## [Your instructions]
Gather up every line from the entries below that uses the word "photography".

## [Provided material]
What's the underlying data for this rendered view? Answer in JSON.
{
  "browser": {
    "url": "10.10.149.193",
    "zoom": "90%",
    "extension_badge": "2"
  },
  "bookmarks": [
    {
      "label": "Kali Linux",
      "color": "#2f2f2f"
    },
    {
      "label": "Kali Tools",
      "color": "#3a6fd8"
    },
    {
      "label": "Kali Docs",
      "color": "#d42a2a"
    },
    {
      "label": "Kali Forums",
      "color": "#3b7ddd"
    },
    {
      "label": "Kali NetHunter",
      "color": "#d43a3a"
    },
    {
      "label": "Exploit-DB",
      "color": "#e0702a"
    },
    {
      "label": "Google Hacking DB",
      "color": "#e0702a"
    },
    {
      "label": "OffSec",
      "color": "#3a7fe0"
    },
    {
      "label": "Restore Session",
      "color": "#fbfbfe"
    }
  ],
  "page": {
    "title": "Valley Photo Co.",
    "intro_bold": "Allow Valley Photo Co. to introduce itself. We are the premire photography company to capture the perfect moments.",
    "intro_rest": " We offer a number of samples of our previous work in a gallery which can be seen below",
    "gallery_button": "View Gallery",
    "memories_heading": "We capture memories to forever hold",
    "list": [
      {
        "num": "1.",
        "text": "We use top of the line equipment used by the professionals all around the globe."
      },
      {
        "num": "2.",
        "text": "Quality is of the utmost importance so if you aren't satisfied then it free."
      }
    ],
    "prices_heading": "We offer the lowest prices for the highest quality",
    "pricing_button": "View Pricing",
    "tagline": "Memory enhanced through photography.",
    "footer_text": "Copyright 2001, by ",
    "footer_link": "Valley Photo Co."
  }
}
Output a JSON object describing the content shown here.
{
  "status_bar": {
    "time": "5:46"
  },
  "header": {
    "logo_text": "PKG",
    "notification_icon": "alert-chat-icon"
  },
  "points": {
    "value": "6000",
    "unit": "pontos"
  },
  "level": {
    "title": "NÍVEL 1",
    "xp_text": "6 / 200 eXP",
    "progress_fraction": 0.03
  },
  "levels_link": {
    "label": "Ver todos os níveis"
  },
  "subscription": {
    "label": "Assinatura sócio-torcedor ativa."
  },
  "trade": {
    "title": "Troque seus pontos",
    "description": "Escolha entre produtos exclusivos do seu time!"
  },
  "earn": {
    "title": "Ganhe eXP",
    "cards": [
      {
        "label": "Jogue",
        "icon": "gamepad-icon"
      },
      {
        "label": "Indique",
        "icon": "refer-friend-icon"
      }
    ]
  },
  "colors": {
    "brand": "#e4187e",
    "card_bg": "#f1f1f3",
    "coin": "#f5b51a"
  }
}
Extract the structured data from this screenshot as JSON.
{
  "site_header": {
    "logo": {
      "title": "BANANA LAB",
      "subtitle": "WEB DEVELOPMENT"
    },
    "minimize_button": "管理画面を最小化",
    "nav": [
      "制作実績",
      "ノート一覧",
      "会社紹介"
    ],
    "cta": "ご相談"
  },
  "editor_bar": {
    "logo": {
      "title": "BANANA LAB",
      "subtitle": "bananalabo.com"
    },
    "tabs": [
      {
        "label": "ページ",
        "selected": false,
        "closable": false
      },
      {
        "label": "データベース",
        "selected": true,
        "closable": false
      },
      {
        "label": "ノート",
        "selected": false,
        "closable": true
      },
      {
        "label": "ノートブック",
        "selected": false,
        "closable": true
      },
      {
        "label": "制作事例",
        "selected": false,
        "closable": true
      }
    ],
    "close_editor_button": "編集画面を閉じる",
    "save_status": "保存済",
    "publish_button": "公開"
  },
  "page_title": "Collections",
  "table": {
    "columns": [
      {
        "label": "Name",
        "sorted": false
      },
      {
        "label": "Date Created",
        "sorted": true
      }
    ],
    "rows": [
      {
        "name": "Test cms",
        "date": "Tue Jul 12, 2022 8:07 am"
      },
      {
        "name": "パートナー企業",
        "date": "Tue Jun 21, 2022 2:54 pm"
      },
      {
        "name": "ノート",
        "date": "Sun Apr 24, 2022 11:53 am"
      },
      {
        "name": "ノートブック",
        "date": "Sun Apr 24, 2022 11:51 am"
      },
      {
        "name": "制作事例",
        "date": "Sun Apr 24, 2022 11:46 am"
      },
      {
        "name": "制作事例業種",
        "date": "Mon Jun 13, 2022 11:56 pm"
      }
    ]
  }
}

## [Task answer]
    "intro_bold": "Allow Valley Photo Co. to introduce itself. We are the premire photography company to capture the perfect moments.",
    "tagline": "Memory enhanced through photography.",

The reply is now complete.